## What this task involves
Reproduce each line of the listing exactly.

## Dataset entries
····················

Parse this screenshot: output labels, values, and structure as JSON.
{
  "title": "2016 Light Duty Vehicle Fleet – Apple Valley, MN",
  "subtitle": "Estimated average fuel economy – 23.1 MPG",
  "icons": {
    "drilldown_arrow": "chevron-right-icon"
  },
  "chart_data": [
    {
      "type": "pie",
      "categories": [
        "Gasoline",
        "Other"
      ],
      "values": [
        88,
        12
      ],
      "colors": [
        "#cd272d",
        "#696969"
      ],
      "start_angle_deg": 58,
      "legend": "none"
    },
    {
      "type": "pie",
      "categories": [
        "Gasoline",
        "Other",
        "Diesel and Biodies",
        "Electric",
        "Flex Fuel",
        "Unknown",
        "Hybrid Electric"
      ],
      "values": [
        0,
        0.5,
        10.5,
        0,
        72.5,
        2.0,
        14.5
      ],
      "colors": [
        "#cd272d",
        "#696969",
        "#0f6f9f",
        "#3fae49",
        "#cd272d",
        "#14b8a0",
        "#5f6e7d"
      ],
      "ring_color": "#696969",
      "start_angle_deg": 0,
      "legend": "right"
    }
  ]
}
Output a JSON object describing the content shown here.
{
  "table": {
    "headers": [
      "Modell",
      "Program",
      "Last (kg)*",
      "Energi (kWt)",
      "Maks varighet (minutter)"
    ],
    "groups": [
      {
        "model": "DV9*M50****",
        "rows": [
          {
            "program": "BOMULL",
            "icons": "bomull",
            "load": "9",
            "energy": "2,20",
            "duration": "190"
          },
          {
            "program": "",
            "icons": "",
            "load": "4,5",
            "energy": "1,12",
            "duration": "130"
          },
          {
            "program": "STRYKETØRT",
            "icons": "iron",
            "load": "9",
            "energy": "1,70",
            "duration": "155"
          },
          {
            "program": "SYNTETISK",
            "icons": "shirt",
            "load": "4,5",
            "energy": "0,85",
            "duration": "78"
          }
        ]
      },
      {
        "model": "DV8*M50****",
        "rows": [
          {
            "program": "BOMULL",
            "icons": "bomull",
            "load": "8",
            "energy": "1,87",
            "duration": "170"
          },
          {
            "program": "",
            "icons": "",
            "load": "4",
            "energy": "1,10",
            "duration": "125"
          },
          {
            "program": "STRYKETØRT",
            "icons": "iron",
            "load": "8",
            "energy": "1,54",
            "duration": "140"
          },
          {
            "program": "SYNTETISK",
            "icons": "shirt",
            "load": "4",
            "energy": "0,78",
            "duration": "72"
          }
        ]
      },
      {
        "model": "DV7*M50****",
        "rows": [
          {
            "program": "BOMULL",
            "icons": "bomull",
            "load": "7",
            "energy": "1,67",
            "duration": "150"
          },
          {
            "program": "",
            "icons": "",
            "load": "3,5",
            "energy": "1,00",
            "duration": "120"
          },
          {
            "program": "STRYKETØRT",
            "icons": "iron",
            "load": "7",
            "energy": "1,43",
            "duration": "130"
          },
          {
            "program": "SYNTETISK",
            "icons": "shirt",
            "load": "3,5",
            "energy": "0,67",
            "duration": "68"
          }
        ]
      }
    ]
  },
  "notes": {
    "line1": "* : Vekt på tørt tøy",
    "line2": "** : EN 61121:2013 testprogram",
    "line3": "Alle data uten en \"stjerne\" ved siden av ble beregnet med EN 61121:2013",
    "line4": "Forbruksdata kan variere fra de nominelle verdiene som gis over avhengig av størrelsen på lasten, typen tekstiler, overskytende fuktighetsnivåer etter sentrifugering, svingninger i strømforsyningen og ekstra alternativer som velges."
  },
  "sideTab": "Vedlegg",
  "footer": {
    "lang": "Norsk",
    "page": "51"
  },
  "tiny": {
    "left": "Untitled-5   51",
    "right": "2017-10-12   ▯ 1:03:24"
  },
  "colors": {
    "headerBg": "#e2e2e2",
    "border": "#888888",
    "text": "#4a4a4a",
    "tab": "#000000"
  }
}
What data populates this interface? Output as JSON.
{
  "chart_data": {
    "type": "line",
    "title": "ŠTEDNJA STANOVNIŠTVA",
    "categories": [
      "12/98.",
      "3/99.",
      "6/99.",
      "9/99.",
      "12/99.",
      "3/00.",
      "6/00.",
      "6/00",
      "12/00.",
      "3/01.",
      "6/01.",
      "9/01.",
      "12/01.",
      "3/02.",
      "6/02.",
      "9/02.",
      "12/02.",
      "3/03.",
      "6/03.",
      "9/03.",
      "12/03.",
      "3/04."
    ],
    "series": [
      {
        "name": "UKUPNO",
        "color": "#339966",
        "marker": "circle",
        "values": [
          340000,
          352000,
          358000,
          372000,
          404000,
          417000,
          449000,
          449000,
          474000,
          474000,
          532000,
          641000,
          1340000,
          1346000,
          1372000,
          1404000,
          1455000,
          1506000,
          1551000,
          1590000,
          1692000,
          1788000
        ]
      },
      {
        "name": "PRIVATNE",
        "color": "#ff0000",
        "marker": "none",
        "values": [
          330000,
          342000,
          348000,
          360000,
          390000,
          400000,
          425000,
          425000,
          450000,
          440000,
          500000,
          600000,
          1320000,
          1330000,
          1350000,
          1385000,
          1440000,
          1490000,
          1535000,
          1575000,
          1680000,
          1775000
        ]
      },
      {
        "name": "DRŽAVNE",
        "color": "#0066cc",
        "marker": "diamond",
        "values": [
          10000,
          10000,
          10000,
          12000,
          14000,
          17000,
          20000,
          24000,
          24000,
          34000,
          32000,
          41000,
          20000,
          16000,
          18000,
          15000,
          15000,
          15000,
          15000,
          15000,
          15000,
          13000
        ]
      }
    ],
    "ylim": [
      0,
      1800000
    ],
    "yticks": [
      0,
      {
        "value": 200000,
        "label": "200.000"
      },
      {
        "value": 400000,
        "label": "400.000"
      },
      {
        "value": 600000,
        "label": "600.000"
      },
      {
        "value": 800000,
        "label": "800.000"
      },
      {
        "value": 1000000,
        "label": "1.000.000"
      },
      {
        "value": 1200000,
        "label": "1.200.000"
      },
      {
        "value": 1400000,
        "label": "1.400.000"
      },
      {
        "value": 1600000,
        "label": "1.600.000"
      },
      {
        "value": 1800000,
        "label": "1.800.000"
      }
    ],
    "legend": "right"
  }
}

····················

## Answer
Parse this screenshot: output labels, values, and structure as JSON.
{
  "title": "2016 Light Duty Vehicle Fleet – Apple Valley, MN",
  "subtitle": "Estimated average fuel economy – 23.1 MPG",
  "icons": {
    "drilldown_arrow": "chevron-right-icon"
  },
  "chart_data": [
    {
      "type": "pie",
      "categories": [
        "Gasoline",
        "Other"
      ],
      "values": [
        88,
        12
      ],
      "colors": [
        "#cd272d",
        "#696969"
      ],
      "start_angle_deg": 58,
      "legend": "none"
    },
    {
      "type": "pie",
      "categories": [
        "Gasoline",
        "Other",
        "Diesel and Biodies",
        "Electric",
        "Flex Fuel",
        "Unknown",
        "Hybrid Electric"
      ],
      "values": [
        0,
        0.5,
        10.5,
        0,
        72.5,
        2.0,
        14.5
      ],
      "colors": [
        "#cd272d",
        "#696969",
        "#0f6f9f",
        "#3fae49",
        "#cd272d",
        "#14b8a0",
        "#5f6e7d"
      ],
      "ring_color": "#696969",
      "start_angle_deg": 0,
      "legend": "right"
    }
  ]
}
Output a JSON object describing the content shown here.
{
  "table": {
    "headers": [
      "Modell",
      "Program",
      "Last (kg)*",
      "Energi (kWt)",
      "Maks varighet (minutter)"
    ],
    "groups": [
      {
        "model": "DV9*M50****",
        "rows": [
          {
            "program": "BOMULL",
            "icons": "bomull",
            "load": "9",
            "energy": "2,20",
            "duration": "190"
          },
          {
            "program": "",
            "icons": "",
            "load": "4,5",
            "energy": "1,12",
            "duration": "130"
          },
          {
            "program": "STRYKETØRT",
            "icons": "iron",
            "load": "9",
            "energy": "1,70",
            "duration": "155"
          },
          {
            "program": "SYNTETISK",
            "icons": "shirt",
            "load": "4,5",
            "energy": "0,85",
            "duration": "78"
          }
        ]
      },
      {
        "model": "DV8*M50****",
        "rows": [
          {
            "program": "BOMULL",
            "icons": "bomull",
            "load": "8",
            "energy": "1,87",
            "duration": "170"
          },
          {
            "program": "",
            "icons": "",
            "load": "4",
            "energy": "1,10",
            "duration": "125"
          },
          {
            "program": "STRYKETØRT",
            "icons": "iron",
            "load": "8",
            "energy": "1,54",
            "duration": "140"
          },
          {
            "program": "SYNTETISK",
            "icons": "shirt",
            "load": "4",
            "energy": "0,78",
            "duration": "72"
          }
        ]
      },
      {
        "model": "DV7*M50****",
        "rows": [
          {
            "program": "BOMULL",
            "icons": "bomull",
            "load": "7",
            "energy": "1,67",
            "duration": "150"
          },
          {
            "program": "",
            "icons": "",
            "load": "3,5",
            "energy": "1,00",
            "duration": "120"
          },
          {
            "program": "STRYKETØRT",
            "icons": "iron",
            "load": "7",
            "energy": "1,43",
            "duration": "130"
          },
          {
            "program": "SYNTETISK",
            "icons": "shirt",
            "load": "3,5",
            "energy": "0,67",
            "duration": "68"
          }
        ]
      }
    ]
  },
  "notes": {
    "line1": "* : Vekt på tørt tøy",
    "line2": "** : EN 61121:2013 testprogram",
    "line3": "Alle data uten en \"stjerne\" ved siden av ble beregnet med EN 61121:2013",
    "line4": "Forbruksdata kan variere fra de nominelle verdiene som gis over avhengig av størrelsen på lasten, typen tekstiler, overskytende fuktighetsnivåer etter sentrifugering, svingninger i strømforsyningen og ekstra alternativer som velges."
  },
  "sideTab": "Vedlegg",
  "footer": {
    "lang": "Norsk",
    "page": "51"
  },
  "tiny": {
    "left": "Untitled-5   51",
    "right": "2017-10-12   ▯ 1:03:24"
  },
  "colors": {
    "headerBg": "#e2e2e2",
    "border": "#888888",
    "text": "#4a4a4a",
    "tab": "#000000"
  }
}
What data populates this interface? Output as JSON.
{
  "chart_data": {
    "type": "line",
    "title": "ŠTEDNJA STANOVNIŠTVA",
    "categories": [
      "12/98.",
      "3/99.",
      "6/99.",
      "9/99.",
      "12/99.",
      "3/00.",
      "6/00.",
      "6/00",
      "12/00.",
      "3/01.",
      "6/01.",
      "9/01.",
      "12/01.",
      "3/02.",
      "6/02.",
      "9/02.",
      "12/02.",
      "3/03.",
      "6/03.",
      "9/03.",
      "12/03.",
      "3/04."
    ],
    "series": [
      {
        "name": "UKUPNO",
        "color": "#339966",
        "marker": "circle",
        "values": [
          340000,
          352000,
          358000,
          372000,
          404000,
          417000,
          449000,
          449000,
          474000,
          474000,
          532000,
          641000,
          1340000,
          1346000,
          1372000,
          1404000,
          1455000,
          1506000,
          1551000,
          1590000,
          1692000,
          1788000
        ]
      },
      {
        "name": "PRIVATNE",
        "color": "#ff0000",
        "marker": "none",
        "values": [
          330000,
          342000,
          348000,
          360000,
          390000,
          400000,
          425000,
          425000,
          450000,
          440000,
          500000,
          600000,
          1320000,
          1330000,
          1350000,
          1385000,
          1440000,
          1490000,
          1535000,
          1575000,
          1680000,
          1775000
        ]
      },
      {
        "name": "DRŽAVNE",
        "color": "#0066cc",
        "marker": "diamond",
        "values": [
          10000,
          10000,
          10000,
          12000,
          14000,
          17000,
          20000,
          24000,
          24000,
          34000,
          32000,
          41000,
          20000,
          16000,
          18000,
          15000,
          15000,
          15000,
          15000,
          15000,
          15000,
          13000
        ]
      }
    ],
    "ylim": [
      0,
      1800000
    ],
    "yticks": [
      0,
      {
        "value": 200000,
        "label": "200.000"
      },
      {
        "value": 400000,
        "label": "400.000"
      },
      {
        "value": 600000,
        "label": "600.000"
      },
      {
        "value": 800000,
        "label": "800.000"
      },
      {
        "value": 1000000,
        "label": "1.000.000"
      },
      {
        "value": 1200000,
        "label": "1.200.000"
      },
      {
        "value": 1400000,
        "label": "1.400.000"
      },
      {
        "value": 1600000,
        "label": "1.600.000"
      },
      {
        "value": 1800000,
        "label": "1.800.000"
      }
    ],
    "legend": "right"
  }
}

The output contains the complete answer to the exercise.